### Work to complete
Repeat the material below exactly, line for line.

### Provided material
-----

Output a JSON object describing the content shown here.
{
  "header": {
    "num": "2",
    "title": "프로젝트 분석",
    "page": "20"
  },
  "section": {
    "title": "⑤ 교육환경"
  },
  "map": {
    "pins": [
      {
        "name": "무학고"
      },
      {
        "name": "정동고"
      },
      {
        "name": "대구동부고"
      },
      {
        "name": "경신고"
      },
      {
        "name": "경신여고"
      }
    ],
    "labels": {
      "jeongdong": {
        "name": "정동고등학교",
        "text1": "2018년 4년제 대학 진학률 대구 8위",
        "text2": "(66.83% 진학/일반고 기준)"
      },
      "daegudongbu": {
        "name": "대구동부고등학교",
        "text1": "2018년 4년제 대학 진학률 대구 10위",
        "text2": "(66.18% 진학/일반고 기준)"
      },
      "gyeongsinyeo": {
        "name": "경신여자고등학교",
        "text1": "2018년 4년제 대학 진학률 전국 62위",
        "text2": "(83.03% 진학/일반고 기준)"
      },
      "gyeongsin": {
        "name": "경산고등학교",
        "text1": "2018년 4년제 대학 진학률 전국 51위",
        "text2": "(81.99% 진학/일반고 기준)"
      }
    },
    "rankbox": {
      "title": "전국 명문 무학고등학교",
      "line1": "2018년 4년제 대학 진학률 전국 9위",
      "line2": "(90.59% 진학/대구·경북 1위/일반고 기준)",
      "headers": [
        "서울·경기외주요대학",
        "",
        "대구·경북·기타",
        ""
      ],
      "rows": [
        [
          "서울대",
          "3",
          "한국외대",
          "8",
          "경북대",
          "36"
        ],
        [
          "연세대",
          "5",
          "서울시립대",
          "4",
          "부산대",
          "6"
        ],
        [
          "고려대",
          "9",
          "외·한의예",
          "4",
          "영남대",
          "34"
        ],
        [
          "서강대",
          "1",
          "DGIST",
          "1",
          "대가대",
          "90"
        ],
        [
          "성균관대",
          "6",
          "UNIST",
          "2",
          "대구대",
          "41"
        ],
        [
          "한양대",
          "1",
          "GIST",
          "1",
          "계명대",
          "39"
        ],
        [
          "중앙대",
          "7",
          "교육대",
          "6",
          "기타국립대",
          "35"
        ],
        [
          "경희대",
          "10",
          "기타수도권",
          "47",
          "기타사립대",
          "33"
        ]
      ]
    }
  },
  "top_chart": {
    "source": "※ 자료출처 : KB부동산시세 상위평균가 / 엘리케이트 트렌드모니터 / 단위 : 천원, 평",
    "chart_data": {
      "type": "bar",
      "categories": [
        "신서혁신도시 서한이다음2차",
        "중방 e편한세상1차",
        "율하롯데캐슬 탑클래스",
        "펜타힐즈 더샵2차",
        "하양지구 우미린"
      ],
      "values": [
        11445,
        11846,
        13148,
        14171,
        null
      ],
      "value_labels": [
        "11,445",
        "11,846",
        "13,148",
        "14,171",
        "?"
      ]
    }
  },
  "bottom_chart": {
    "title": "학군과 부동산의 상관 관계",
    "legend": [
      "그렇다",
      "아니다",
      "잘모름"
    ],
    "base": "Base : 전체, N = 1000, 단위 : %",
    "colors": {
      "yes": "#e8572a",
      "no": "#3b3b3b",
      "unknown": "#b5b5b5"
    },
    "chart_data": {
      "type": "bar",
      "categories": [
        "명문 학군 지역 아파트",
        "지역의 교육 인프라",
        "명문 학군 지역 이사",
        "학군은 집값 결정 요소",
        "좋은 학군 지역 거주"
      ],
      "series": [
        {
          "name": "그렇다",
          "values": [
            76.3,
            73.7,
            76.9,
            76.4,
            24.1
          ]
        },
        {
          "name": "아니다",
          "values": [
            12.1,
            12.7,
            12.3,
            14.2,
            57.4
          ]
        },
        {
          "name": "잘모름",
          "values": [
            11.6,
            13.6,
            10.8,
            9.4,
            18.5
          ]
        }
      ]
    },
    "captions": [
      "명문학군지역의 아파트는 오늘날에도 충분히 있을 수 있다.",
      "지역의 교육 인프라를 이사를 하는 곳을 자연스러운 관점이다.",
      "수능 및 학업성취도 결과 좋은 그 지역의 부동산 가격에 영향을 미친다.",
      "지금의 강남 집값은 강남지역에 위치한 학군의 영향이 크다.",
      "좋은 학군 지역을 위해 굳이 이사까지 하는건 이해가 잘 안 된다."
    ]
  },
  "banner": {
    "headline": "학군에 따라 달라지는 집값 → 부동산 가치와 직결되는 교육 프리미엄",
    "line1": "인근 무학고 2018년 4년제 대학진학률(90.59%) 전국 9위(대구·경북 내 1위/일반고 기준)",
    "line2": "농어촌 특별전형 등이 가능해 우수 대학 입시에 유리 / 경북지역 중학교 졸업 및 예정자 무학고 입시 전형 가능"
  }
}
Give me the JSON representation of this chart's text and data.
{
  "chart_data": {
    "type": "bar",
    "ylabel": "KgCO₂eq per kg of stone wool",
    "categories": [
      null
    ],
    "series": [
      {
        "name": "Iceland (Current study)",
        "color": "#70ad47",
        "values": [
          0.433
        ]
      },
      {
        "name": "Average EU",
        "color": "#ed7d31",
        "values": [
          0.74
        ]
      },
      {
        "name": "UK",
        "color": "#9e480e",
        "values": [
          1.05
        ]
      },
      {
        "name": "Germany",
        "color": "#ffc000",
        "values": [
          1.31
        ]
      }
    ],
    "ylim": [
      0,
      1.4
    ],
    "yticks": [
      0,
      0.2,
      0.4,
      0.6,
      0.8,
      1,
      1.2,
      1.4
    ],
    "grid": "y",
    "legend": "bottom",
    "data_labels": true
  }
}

-----

### Exercise output
Output a JSON object describing the content shown here.
{
  "header": {
    "num": "2",
    "title": "프로젝트 분석",
    "page": "20"
  },
  "section": {
    "title": "⑤ 교육환경"
  },
  "map": {
    "pins": [
      {
        "name": "무학고"
      },
      {
        "name": "정동고"
      },
      {
        "name": "대구동부고"
      },
      {
        "name": "경신고"
      },
      {
        "name": "경신여고"
      }
    ],
    "labels": {
      "jeongdong": {
        "name": "정동고등학교",
        "text1": "2018년 4년제 대학 진학률 대구 8위",
        "text2": "(66.83% 진학/일반고 기준)"
      },
      "daegudongbu": {
        "name": "대구동부고등학교",
        "text1": "2018년 4년제 대학 진학률 대구 10위",
        "text2": "(66.18% 진학/일반고 기준)"
      },
      "gyeongsinyeo": {
        "name": "경신여자고등학교",
        "text1": "2018년 4년제 대학 진학률 전국 62위",
        "text2": "(83.03% 진학/일반고 기준)"
      },
      "gyeongsin": {
        "name": "경산고등학교",
        "text1": "2018년 4년제 대학 진학률 전국 51위",
        "text2": "(81.99% 진학/일반고 기준)"
      }
    },
    "rankbox": {
      "title": "전국 명문 무학고등학교",
      "line1": "2018년 4년제 대학 진학률 전국 9위",
      "line2": "(90.59% 진학/대구·경북 1위/일반고 기준)",
      "headers": [
        "서울·경기외주요대학",
        "",
        "대구·경북·기타",
        ""
      ],
      "rows": [
        [
          "서울대",
          "3",
          "한국외대",
          "8",
          "경북대",
          "36"
        ],
        [
          "연세대",
          "5",
          "서울시립대",
          "4",
          "부산대",
          "6"
        ],
        [
          "고려대",
          "9",
          "외·한의예",
          "4",
          "영남대",
          "34"
        ],
        [
          "서강대",
          "1",
          "DGIST",
          "1",
          "대가대",
          "90"
        ],
        [
          "성균관대",
          "6",
          "UNIST",
          "2",
          "대구대",
          "41"
        ],
        [
          "한양대",
          "1",
          "GIST",
          "1",
          "계명대",
          "39"
        ],
        [
          "중앙대",
          "7",
          "교육대",
          "6",
          "기타국립대",
          "35"
        ],
        [
          "경희대",
          "10",
          "기타수도권",
          "47",
          "기타사립대",
          "33"
        ]
      ]
    }
  },
  "top_chart": {
    "source": "※ 자료출처 : KB부동산시세 상위평균가 / 엘리케이트 트렌드모니터 / 단위 : 천원, 평",
    "chart_data": {
      "type": "bar",
      "categories": [
        "신서혁신도시 서한이다음2차",
        "중방 e편한세상1차",
        "율하롯데캐슬 탑클래스",
        "펜타힐즈 더샵2차",
        "하양지구 우미린"
      ],
      "values": [
        11445,
        11846,
        13148,
        14171,
        null
      ],
      "value_labels": [
        "11,445",
        "11,846",
        "13,148",
        "14,171",
        "?"
      ]
    }
  },
  "bottom_chart": {
    "title": "학군과 부동산의 상관 관계",
    "legend": [
      "그렇다",
      "아니다",
      "잘모름"
    ],
    "base": "Base : 전체, N = 1000, 단위 : %",
    "colors": {
      "yes": "#e8572a",
      "no": "#3b3b3b",
      "unknown": "#b5b5b5"
    },
    "chart_data": {
      "type": "bar",
      "categories": [
        "명문 학군 지역 아파트",
        "지역의 교육 인프라",
        "명문 학군 지역 이사",
        "학군은 집값 결정 요소",
        "좋은 학군 지역 거주"
      ],
      "series": [
        {
          "name": "그렇다",
          "values": [
            76.3,
            73.7,
            76.9,
            76.4,
            24.1
          ]
        },
        {
          "name": "아니다",
          "values": [
            12.1,
            12.7,
            12.3,
            14.2,
            57.4
          ]
        },
        {
          "name": "잘모름",
          "values": [
            11.6,
            13.6,
            10.8,
            9.4,
            18.5
          ]
        }
      ]
    },
    "captions": [
      "명문학군지역의 아파트는 오늘날에도 충분히 있을 수 있다.",
      "지역의 교육 인프라를 이사를 하는 곳을 자연스러운 관점이다.",
      "수능 및 학업성취도 결과 좋은 그 지역의 부동산 가격에 영향을 미친다.",
      "지금의 강남 집값은 강남지역에 위치한 학군의 영향이 크다.",
      "좋은 학군 지역을 위해 굳이 이사까지 하는건 이해가 잘 안 된다."
    ]
  },
  "banner": {
    "headline": "학군에 따라 달라지는 집값 → 부동산 가치와 직결되는 교육 프리미엄",
    "line1": "인근 무학고 2018년 4년제 대학진학률(90.59%) 전국 9위(대구·경북 내 1위/일반고 기준)",
    "line2": "농어촌 특별전형 등이 가능해 우수 대학 입시에 유리 / 경북지역 중학교 졸업 및 예정자 무학고 입시 전형 가능"
  }
}
Give me the JSON representation of this chart's text and data.
{
  "chart_data": {
    "type": "bar",
    "ylabel": "KgCO₂eq per kg of stone wool",
    "categories": [
      null
    ],
    "series": [
      {
        "name": "Iceland (Current study)",
        "color": "#70ad47",
        "values": [
          0.433
        ]
      },
      {
        "name": "Average EU",
        "color": "#ed7d31",
        "values": [
          0.74
        ]
      },
      {
        "name": "UK",
        "color": "#9e480e",
        "values": [
          1.05
        ]
      },
      {
        "name": "Germany",
        "color": "#ffc000",
        "values": [
          1.31
        ]
      }
    ],
    "ylim": [
      0,
      1.4
    ],
    "yticks": [
      0,
      0.2,
      0.4,
      0.6,
      0.8,
      1,
      1.2,
      1.4
    ],
    "grid": "y",
    "legend": "bottom",
    "data_labels": true
  }
}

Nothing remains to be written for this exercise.